Wild and Woolly. Ooh, how does one find such a lady?

Ilisten.... recording would be an option. Perhaps embedding it in something else rather than doing it to prove a point. Actually, now I come to think of it, he may be aware that his voice can be odd......

His brother is now nearly 11 and getting less patient with him.... perhaps that is a good thing?

I will use the word "embedded" at parent teacher evening tonight! I don't want to send them off down any wild goose chases/sending him to social skills classes since, as others have said, that isn't a path that he would benefit from now.

goonIcantakeit Tue 29-Oct-13 14:10:34

Update: I got told, at parents' evening to "chill out".

Now where have I heard that before.....?

Oh yes, I remember, when I was told by health professionals to accept the negative prognoses they had for DS2 at the same time as other mothers told me that they were, well, more "relaxed" than me, and didn't "worry" so much.....

It was when those two things happened on the same day I knew that being told to "chill" is not always good advice. Though that doesn't mean you should never chill out....

Ho Hum.....

Records supplied
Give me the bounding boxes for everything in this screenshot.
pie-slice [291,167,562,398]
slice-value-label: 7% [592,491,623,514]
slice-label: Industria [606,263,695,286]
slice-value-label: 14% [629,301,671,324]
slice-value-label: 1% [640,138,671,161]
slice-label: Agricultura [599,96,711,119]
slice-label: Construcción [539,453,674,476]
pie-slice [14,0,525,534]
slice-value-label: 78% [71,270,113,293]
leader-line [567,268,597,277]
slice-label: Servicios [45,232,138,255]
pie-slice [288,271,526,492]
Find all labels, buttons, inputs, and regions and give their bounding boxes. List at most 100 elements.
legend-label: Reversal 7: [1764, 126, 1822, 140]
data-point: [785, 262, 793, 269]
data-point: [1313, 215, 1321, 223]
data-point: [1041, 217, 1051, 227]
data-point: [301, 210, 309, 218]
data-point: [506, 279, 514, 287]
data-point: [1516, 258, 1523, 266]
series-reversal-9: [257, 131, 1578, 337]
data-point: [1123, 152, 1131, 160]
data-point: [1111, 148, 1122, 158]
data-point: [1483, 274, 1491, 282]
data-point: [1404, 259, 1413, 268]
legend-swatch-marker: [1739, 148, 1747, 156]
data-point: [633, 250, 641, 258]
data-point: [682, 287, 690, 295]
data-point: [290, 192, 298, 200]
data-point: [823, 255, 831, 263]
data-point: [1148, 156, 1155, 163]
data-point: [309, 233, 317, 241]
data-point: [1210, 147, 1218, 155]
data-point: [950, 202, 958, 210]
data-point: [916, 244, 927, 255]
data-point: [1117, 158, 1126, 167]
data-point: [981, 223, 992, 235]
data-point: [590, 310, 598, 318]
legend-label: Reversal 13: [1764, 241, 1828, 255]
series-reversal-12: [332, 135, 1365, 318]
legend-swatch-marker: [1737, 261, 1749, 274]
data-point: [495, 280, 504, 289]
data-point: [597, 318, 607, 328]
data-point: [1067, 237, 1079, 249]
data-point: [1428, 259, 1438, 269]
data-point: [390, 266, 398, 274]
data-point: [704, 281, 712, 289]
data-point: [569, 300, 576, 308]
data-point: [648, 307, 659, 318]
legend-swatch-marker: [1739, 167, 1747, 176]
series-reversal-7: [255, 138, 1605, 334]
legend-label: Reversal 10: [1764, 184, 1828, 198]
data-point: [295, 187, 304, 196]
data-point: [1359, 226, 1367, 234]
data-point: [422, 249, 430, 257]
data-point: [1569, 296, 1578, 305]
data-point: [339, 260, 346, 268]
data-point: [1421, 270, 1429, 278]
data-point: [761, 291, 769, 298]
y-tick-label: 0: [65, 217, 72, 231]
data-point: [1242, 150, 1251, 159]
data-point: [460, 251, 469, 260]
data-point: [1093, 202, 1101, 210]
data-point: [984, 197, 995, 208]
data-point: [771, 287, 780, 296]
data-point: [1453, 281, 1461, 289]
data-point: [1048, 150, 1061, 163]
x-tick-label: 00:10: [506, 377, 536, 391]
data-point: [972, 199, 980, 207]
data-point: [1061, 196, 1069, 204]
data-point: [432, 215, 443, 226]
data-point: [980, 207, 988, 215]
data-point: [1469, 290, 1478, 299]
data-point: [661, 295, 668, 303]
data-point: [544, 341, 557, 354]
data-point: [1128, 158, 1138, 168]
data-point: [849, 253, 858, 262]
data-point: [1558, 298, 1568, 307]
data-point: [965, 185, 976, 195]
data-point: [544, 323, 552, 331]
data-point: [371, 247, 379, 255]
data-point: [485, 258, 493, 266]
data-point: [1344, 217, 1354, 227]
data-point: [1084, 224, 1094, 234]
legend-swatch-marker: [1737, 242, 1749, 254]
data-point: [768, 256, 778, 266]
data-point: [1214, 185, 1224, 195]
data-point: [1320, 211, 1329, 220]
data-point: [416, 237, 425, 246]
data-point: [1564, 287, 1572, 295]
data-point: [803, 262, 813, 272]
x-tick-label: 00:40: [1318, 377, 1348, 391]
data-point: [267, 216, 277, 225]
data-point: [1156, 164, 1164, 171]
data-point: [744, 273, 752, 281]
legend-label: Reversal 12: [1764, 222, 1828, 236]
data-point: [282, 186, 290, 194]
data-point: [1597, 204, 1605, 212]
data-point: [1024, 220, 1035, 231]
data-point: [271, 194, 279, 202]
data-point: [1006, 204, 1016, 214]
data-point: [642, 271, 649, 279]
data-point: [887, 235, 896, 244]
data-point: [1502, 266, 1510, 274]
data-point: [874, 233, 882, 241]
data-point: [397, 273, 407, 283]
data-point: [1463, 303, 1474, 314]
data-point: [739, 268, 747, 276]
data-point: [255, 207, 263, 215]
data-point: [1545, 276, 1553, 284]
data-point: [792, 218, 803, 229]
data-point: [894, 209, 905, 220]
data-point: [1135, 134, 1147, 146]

Brief
Transcribe the forum post from "I will use the" up to and including "benefit from now.".

Answer below
I will use the word "embedded" at parent teacher evening tonight! I don't want to send them off down any wild goose chases/sending him to social skills classes since, as others have said, that isn't a path that he would benefit from now.